Given request = Give every line below again, exactly.
......
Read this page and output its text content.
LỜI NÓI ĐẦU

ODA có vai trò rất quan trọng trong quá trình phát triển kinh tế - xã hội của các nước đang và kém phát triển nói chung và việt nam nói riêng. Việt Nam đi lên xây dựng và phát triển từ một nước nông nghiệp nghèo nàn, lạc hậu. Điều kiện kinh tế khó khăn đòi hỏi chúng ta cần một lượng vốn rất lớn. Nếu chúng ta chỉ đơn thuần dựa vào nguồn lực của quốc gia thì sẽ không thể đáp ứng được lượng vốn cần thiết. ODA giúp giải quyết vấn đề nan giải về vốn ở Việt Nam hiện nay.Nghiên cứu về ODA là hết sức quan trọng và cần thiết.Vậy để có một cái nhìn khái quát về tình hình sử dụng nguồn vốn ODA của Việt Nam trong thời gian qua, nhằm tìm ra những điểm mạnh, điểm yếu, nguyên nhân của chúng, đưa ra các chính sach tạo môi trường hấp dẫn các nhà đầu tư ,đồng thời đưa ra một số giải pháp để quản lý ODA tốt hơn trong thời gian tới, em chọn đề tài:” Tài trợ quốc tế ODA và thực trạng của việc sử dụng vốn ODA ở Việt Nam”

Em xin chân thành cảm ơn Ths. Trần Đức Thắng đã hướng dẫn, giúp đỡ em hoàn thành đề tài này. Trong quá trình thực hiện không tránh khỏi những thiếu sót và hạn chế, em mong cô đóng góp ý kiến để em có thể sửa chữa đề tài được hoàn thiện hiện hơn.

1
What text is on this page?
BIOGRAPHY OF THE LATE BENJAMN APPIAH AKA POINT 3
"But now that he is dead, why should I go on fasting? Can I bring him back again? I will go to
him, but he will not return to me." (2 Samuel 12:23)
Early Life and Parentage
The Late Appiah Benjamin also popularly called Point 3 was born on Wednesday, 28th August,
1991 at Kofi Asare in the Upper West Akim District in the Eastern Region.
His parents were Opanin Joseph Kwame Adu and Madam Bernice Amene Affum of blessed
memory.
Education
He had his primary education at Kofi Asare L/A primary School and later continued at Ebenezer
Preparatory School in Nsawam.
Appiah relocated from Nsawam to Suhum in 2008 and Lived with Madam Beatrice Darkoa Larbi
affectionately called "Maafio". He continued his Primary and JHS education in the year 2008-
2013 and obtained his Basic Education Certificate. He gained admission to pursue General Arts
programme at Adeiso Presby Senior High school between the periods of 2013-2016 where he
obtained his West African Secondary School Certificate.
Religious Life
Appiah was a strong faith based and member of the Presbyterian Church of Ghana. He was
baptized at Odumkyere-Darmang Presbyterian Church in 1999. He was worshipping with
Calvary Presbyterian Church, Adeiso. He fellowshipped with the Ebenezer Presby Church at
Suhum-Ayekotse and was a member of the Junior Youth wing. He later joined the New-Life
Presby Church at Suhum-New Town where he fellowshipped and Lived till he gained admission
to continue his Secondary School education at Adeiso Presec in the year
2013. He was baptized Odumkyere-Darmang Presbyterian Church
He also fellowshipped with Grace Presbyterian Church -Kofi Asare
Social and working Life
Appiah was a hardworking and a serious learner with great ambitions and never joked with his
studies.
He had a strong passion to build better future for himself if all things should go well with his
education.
......
Solution =
Read this page and output its text content.
LỜI NÓI ĐẦU

ODA có vai trò rất quan trọng trong quá trình phát triển kinh tế - xã hội của các nước đang và kém phát triển nói chung và việt nam nói riêng. Việt Nam đi lên xây dựng và phát triển từ một nước nông nghiệp nghèo nàn, lạc hậu. Điều kiện kinh tế khó khăn đòi hỏi chúng ta cần một lượng vốn rất lớn. Nếu chúng ta chỉ đơn thuần dựa vào nguồn lực của quốc gia thì sẽ không thể đáp ứng được lượng vốn cần thiết. ODA giúp giải quyết vấn đề nan giải về vốn ở Việt Nam hiện nay.Nghiên cứu về ODA là hết sức quan trọng và cần thiết.Vậy để có một cái nhìn khái quát về tình hình sử dụng nguồn vốn ODA của Việt Nam trong thời gian qua, nhằm tìm ra những điểm mạnh, điểm yếu, nguyên nhân của chúng, đưa ra các chính sach tạo môi trường hấp dẫn các nhà đầu tư ,đồng thời đưa ra một số giải pháp để quản lý ODA tốt hơn trong thời gian tới, em chọn đề tài:” Tài trợ quốc tế ODA và thực trạng của việc sử dụng vốn ODA ở Việt Nam”

Em xin chân thành cảm ơn Ths. Trần Đức Thắng đã hướng dẫn, giúp đỡ em hoàn thành đề tài này. Trong quá trình thực hiện không tránh khỏi những thiếu sót và hạn chế, em mong cô đóng góp ý kiến để em có thể sửa chữa đề tài được hoàn thiện hiện hơn.

1
What text is on this page?
BIOGRAPHY OF THE LATE BENJAMN APPIAH AKA POINT 3
"But now that he is dead, why should I go on fasting? Can I bring him back again? I will go to
him, but he will not return to me." (2 Samuel 12:23)
Early Life and Parentage
The Late Appiah Benjamin also popularly called Point 3 was born on Wednesday, 28th August,
1991 at Kofi Asare in the Upper West Akim District in the Eastern Region.
His parents were Opanin Joseph Kwame Adu and Madam Bernice Amene Affum of blessed
memory.
Education
He had his primary education at Kofi Asare L/A primary School and later continued at Ebenezer
Preparatory School in Nsawam.
Appiah relocated from Nsawam to Suhum in 2008 and Lived with Madam Beatrice Darkoa Larbi
affectionately called "Maafio". He continued his Primary and JHS education in the year 2008-
2013 and obtained his Basic Education Certificate. He gained admission to pursue General Arts
programme at Adeiso Presby Senior High school between the periods of 2013-2016 where he
obtained his West African Secondary School Certificate.
Religious Life
Appiah was a strong faith based and member of the Presbyterian Church of Ghana. He was
baptized at Odumkyere-Darmang Presbyterian Church in 1999. He was worshipping with
Calvary Presbyterian Church, Adeiso. He fellowshipped with the Ebenezer Presby Church at
Suhum-Ayekotse and was a member of the Junior Youth wing. He later joined the New-Life
Presby Church at Suhum-New Town where he fellowshipped and Lived till he gained admission
to continue his Secondary School education at Adeiso Presec in the year
2013. He was baptized Odumkyere-Darmang Presbyterian Church
He also fellowshipped with Grace Presbyterian Church -Kofi Asare
Social and working Life
Appiah was a hardworking and a serious learner with great ambitions and never joked with his
studies.
He had a strong passion to build better future for himself if all things should go well with his
education.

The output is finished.